Lawson’s definition about correlational reasoning

Correlational reasoning is defined as the thought patterns individuals use to determine the strength of mutual or reciprocal relationships between variables.  Correlational reasoning is fundamental to the establishment of relationships between variables; such relationships allow for the making of predictions during scientific exploration. (Lawson, Adi, & Karplus, 1979)

Though there are variations on the definition of correlation, there are two typical features that are always present:

1. When we see two variables, there are two different ways to look at their relationship.  One is to see if there is a link between them.  The other is to see how these two variables are related—the mechanism of their relationship.  Researchers studying correlational reasoning mainly focus on people’s ability to identify relationships between variables and make predictions given a data set.  Correlational reasoning does not require people to identify the existence of mechanisms or causal relationship between two variables.

2. Correlational reasoning is closely related to conditional probability.  When correlation exists between variables A and B, the probability of A can influence the probability of B and vice versa.


II. Sample questions of correlational reasoning

1. Question ID: 20300121100

Farmer Brown was observing the mice that live in his field.  He discovered that all of them were either fat or thin.  Also, all of them had either black tails or white tails.  This made him wonder if there might be a link between the size of the mice and the color of their tails.  So he captured all of the mice in one part of his field and observed them. The picture shows the mice that he captured.

Based on the captured mice, do you think there is a link between the size of the mice and the color of their tails?

A. appears to be a link
B. appears not to be a link
C. cannot make a reasonable guess

Answer: A

Note:  This question is asking people to judge whether or not there exists a correlation between the size of the mice and the color of their tails.  We should compare the 4 groups of mice based on their properties (fat or thin, black or white tail), which gives us the following table:


Fat mouse

Thin mouse

Mouse with black tail



Mouse with white tail




We can see that most of the fat mice have black tails while most of the thin mice have white tails.  Therefore, there exists a correlation between the size of the mouse and the color of its tail.

In another context, this is a conditional probability question.  There is a link between the mouse and the color of its tail.  This means that if we catch a mouse with black tail it will most likely be a fat mouse; if we catch a thin mouse, it will most likely have a white tail.  We can ask the question in multiple ways.  For instance, suppose you catch a mouse with white tail, what size do you think it will most likely be?


2. The following is a probability-based question:

You and your friends bought some apples from the store. The apples are either small or large and are either dark red or light yellow (see the diagram below).  Imagine that all the apples were put into a bag so that you cannot see the color or size of the apple from outside.

Suppose you close your eyes and reach into the bag to pull out an apple. You feel that it is a really big apple. What color do you think it will most likely be?

» **DATA LISTING**
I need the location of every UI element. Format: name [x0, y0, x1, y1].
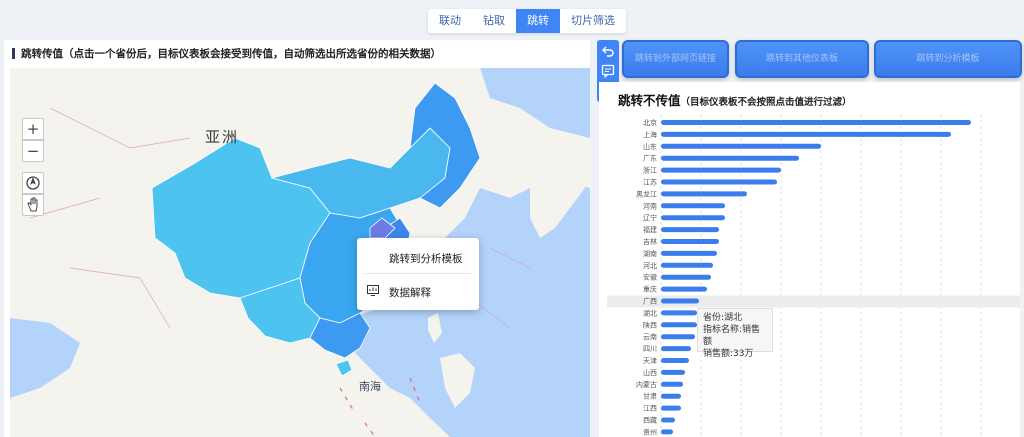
category-label: 辽宁 — [643, 213, 657, 222]
bar — [661, 179, 777, 185]
bar — [661, 215, 725, 221]
category-label: 上海 — [643, 130, 657, 139]
bar — [661, 143, 821, 149]
category-label: 云南 — [643, 332, 657, 341]
pan-hand-icon[interactable] — [22, 194, 44, 216]
jump-external-link-button[interactable]: 跳转到外部网页链接 — [622, 40, 729, 78]
category-label: 北京 — [643, 118, 657, 127]
bar — [661, 286, 707, 292]
map-panel-title-text: 跳转传值（点击一个省份后，目标仪表板会接受到传值，自动筛选出所选省份的相关数据） — [21, 48, 441, 60]
map-context-menu: 跳转到分析模板 数据解释 — [357, 238, 479, 310]
jump-analysis-template-button[interactable]: 跳转到分析模板 — [874, 40, 1022, 78]
tab-drilldown[interactable]: 钻取 — [472, 9, 516, 33]
category-label: 贵州 — [643, 427, 657, 436]
data-explain-icon — [367, 285, 379, 296]
category-label: 陕西 — [643, 320, 657, 329]
map-canvas — [10, 68, 590, 437]
category-label: 黑龙江 — [636, 189, 657, 198]
bar — [661, 239, 719, 244]
menu-item-label: 跳转到分析模板 — [389, 253, 463, 265]
category-label: 甘肃 — [643, 392, 657, 401]
bar — [661, 167, 781, 173]
menu-divider — [365, 273, 471, 274]
category-label: 天津 — [643, 357, 657, 365]
category-label: 西藏 — [643, 416, 657, 425]
island-japan — [530, 163, 585, 238]
bar — [661, 227, 719, 233]
category-label: 湖南 — [643, 249, 657, 258]
bar — [661, 298, 699, 304]
bar-chart: 北京上海山东广东浙江江苏黑龙江河南辽宁福建吉林湖南河北安徽重庆广西湖北陕西云南四… — [607, 114, 1020, 437]
jump-button-label: 跳转到外部网页链接 — [634, 54, 716, 64]
bar — [661, 393, 681, 399]
bar — [661, 131, 951, 137]
category-label: 浙江 — [643, 166, 657, 175]
menu-item-jump-analysis-template[interactable]: 跳转到分析模板 — [357, 242, 479, 272]
tooltip-metric: 指标名称:销售额 — [703, 325, 761, 347]
category-label: 内蒙古 — [636, 380, 657, 389]
tab-jump[interactable]: 跳转 — [516, 9, 560, 33]
zoom-in-button[interactable]: + — [22, 118, 44, 140]
zoom-out-button[interactable]: − — [22, 140, 44, 162]
category-label: 河南 — [643, 201, 657, 210]
bar — [661, 429, 673, 435]
jump-button-label: 跳转到其他仪表板 — [765, 54, 838, 64]
tab-linkage[interactable]: 联动 — [428, 9, 472, 33]
category-label: 湖北 — [643, 308, 657, 317]
category-label: 安徽 — [643, 273, 657, 282]
category-label: 四川 — [643, 345, 657, 353]
china-map[interactable]: + − 亚洲 黄海 南海 太平 — [10, 68, 590, 437]
map-panel: 跳转传值（点击一个省份后，目标仪表板会接受到传值，自动筛选出所选省份的相关数据） — [4, 40, 590, 437]
bar — [661, 334, 695, 340]
comment-icon[interactable] — [600, 63, 616, 79]
bar — [661, 274, 711, 280]
category-label: 河北 — [643, 262, 657, 270]
bar — [661, 191, 747, 197]
category-label: 福建 — [643, 225, 657, 234]
bar — [661, 322, 697, 328]
tooltip-province: 省份:湖北 — [703, 313, 743, 323]
bar — [661, 155, 799, 161]
label-south-sea: 南海 — [359, 380, 381, 393]
category-label: 吉林 — [643, 237, 657, 246]
bar — [661, 346, 691, 352]
back-icon[interactable] — [600, 43, 616, 59]
bar — [661, 310, 697, 316]
tab-slice-filter[interactable]: 切片筛选 — [560, 9, 626, 33]
island-taiwan — [428, 313, 442, 343]
category-label: 重庆 — [643, 285, 657, 294]
bar-chart-panel: 跳转不传值（目标仪表板不会按照点击值进行过滤） 北京 上海 山东 广东 浙江 江苏 黑龙江河… — [599, 82, 1020, 437]
chart-tooltip: 省份:湖北 指标名称:销售额 销售额:33万 — [697, 308, 773, 359]
category-label: 山东 — [643, 142, 657, 151]
bar — [661, 381, 683, 387]
tooltip-value: 销售额:33万 — [703, 349, 754, 359]
category-label: 江西 — [643, 405, 657, 413]
jump-dashboard-button[interactable]: 跳转到其他仪表板 — [735, 40, 869, 78]
bar — [661, 369, 685, 375]
bar — [661, 120, 971, 125]
category-label: 广西 — [643, 297, 657, 306]
category-label: 江苏 — [643, 178, 657, 187]
menu-item-data-explain[interactable]: 数据解释 — [357, 276, 479, 306]
category-label: 广东 — [643, 154, 657, 163]
label-asia: 亚洲 — [205, 128, 240, 146]
bar — [661, 203, 725, 209]
jump-button-label: 跳转到分析模板 — [916, 54, 980, 64]
bar — [661, 358, 689, 363]
bar — [661, 250, 717, 256]
rotate-north-icon[interactable] — [22, 172, 44, 194]
category-label: 山西 — [643, 368, 657, 377]
menu-item-label: 数据解释 — [389, 287, 431, 299]
map-panel-title: 跳转传值（点击一个省份后，目标仪表板会接受到传值，自动筛选出所选省份的相关数据） — [12, 46, 441, 61]
bar — [661, 405, 681, 411]
title-marker — [12, 48, 15, 59]
bar — [661, 262, 713, 268]
island-philippines — [440, 353, 475, 408]
bar — [661, 417, 675, 423]
view-mode-tabs: 联动 钻取 跳转 切片筛选 — [428, 9, 626, 33]
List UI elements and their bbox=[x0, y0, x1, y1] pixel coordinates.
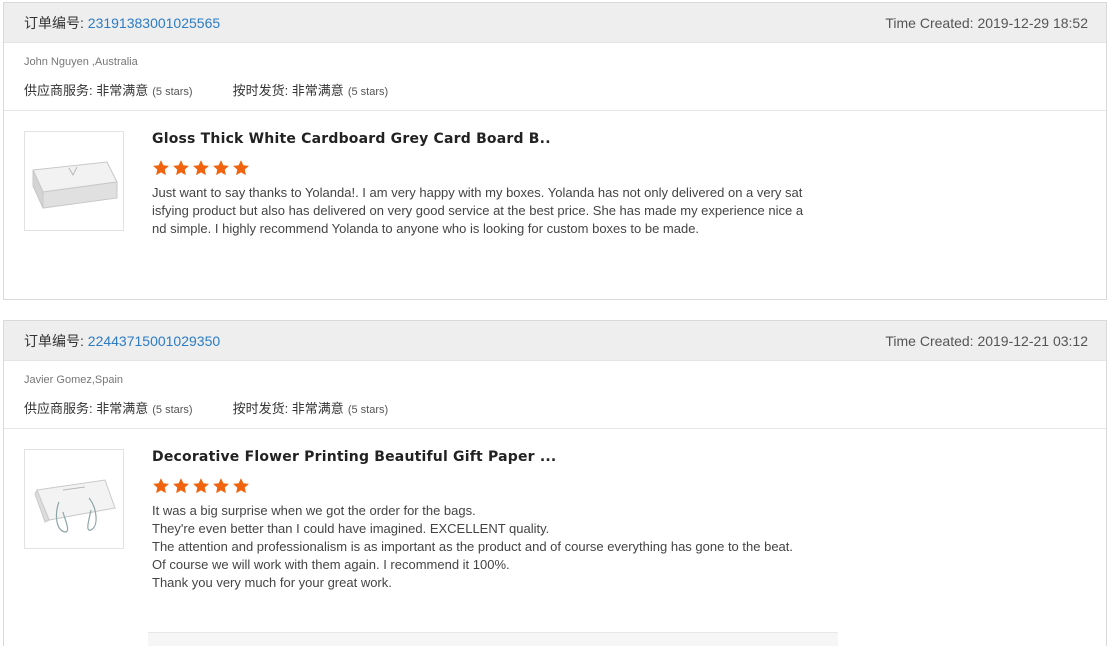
product-review: Gloss Thick White Cardboard Grey Card Bo… bbox=[4, 111, 1106, 238]
supplier-service-stars: (5 stars) bbox=[152, 404, 193, 416]
buyer-info: Javier Gomez,Spain 供应商服务: 非常满意 (5 stars) … bbox=[4, 361, 1106, 429]
star-icon bbox=[153, 478, 169, 494]
star-icon bbox=[173, 160, 189, 176]
supplier-service-rating: 供应商服务: 非常满意 (5 stars) bbox=[24, 80, 193, 99]
review-card: 订单编号: 22443715001029350 Time Created: 20… bbox=[3, 320, 1107, 646]
star-icon bbox=[213, 160, 229, 176]
star-icon bbox=[213, 478, 229, 494]
review-header: 订单编号: 23191383001025565 Time Created: 20… bbox=[4, 3, 1106, 43]
star-icon bbox=[173, 478, 189, 494]
followup-reply-box bbox=[148, 632, 838, 646]
star-icon bbox=[193, 478, 209, 494]
time-created-label: Time Created: bbox=[885, 332, 978, 349]
shipping-label: 按时发货: 非常满意 bbox=[232, 401, 344, 416]
star-icon bbox=[153, 160, 169, 176]
review-text: It was a big surprise when we got the or… bbox=[152, 503, 793, 590]
supplier-service-rating: 供应商服务: 非常满意 (5 stars) bbox=[24, 398, 193, 417]
order-number-link[interactable]: 23191383001025565 bbox=[88, 15, 220, 31]
service-ratings: 供应商服务: 非常满意 (5 stars) 按时发货: 非常满意 (5 stars) bbox=[24, 80, 1106, 99]
review-card: 订单编号: 23191383001025565 Time Created: 20… bbox=[3, 2, 1107, 300]
product-title-link[interactable]: Decorative Flower Printing Beautiful Gif… bbox=[152, 449, 804, 465]
review-content: Gloss Thick White Cardboard Grey Card Bo… bbox=[152, 131, 804, 238]
shipping-stars: (5 stars) bbox=[347, 404, 389, 416]
order-number-label: 订单编号: bbox=[24, 14, 88, 31]
star-icon bbox=[233, 160, 249, 176]
review-text: Just want to say thanks to Yolanda!. I a… bbox=[152, 185, 804, 236]
time-created-value: 2019-12-21 03:12 bbox=[977, 332, 1088, 349]
star-rating bbox=[152, 159, 804, 177]
star-rating bbox=[152, 477, 804, 495]
time-created: Time Created: 2019-12-21 03:12 bbox=[885, 333, 1088, 349]
shipping-rating: 按时发货: 非常满意 (5 stars) bbox=[233, 80, 389, 99]
order-number-group: 订单编号: 23191383001025565 bbox=[24, 13, 220, 33]
review-content: Decorative Flower Printing Beautiful Gif… bbox=[152, 449, 804, 592]
order-number-label: 订单编号: bbox=[24, 332, 88, 349]
buyer-name-country: Javier Gomez,Spain bbox=[24, 374, 124, 386]
white-paper-bag-image[interactable] bbox=[24, 449, 124, 549]
buyer-name-country: John Nguyen ,Australia bbox=[24, 56, 138, 68]
supplier-service-stars: (5 stars) bbox=[152, 86, 193, 98]
supplier-service-label: 供应商服务: 非常满意 bbox=[24, 83, 149, 98]
star-icon bbox=[233, 478, 249, 494]
product-review: Decorative Flower Printing Beautiful Gif… bbox=[4, 429, 1106, 592]
order-number-group: 订单编号: 22443715001029350 bbox=[24, 331, 220, 351]
product-title-link[interactable]: Gloss Thick White Cardboard Grey Card Bo… bbox=[152, 131, 804, 147]
shipping-stars: (5 stars) bbox=[347, 86, 389, 98]
buyer-info: John Nguyen ,Australia 供应商服务: 非常满意 (5 sta… bbox=[4, 43, 1106, 111]
time-created-label: Time Created: bbox=[885, 14, 978, 31]
supplier-service-label: 供应商服务: 非常满意 bbox=[24, 401, 149, 416]
white-gift-box-image[interactable] bbox=[24, 131, 124, 231]
time-created: Time Created: 2019-12-29 18:52 bbox=[885, 15, 1088, 31]
shipping-label: 按时发货: 非常满意 bbox=[232, 83, 344, 98]
order-number-link[interactable]: 22443715001029350 bbox=[88, 333, 220, 349]
star-icon bbox=[193, 160, 209, 176]
time-created-value: 2019-12-29 18:52 bbox=[977, 14, 1088, 31]
review-header: 订单编号: 22443715001029350 Time Created: 20… bbox=[4, 321, 1106, 361]
reviews-list: 订单编号: 23191383001025565 Time Created: 20… bbox=[0, 0, 1107, 646]
shipping-rating: 按时发货: 非常满意 (5 stars) bbox=[233, 398, 389, 417]
service-ratings: 供应商服务: 非常满意 (5 stars) 按时发货: 非常满意 (5 stars) bbox=[24, 398, 1106, 417]
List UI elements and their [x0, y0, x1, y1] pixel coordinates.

» **AIM OF THE TASK**
Transcribe the passage on correlational reasoning from "2. Correlational reasoning" up to and including "and vice versa.".

» **OUTPUT FOR THIS EXERCISE**
2. Correlational reasoning is closely related to conditional probability.  When correlation exists between variables A and B, the probability of A can influence the probability of B and vice versa.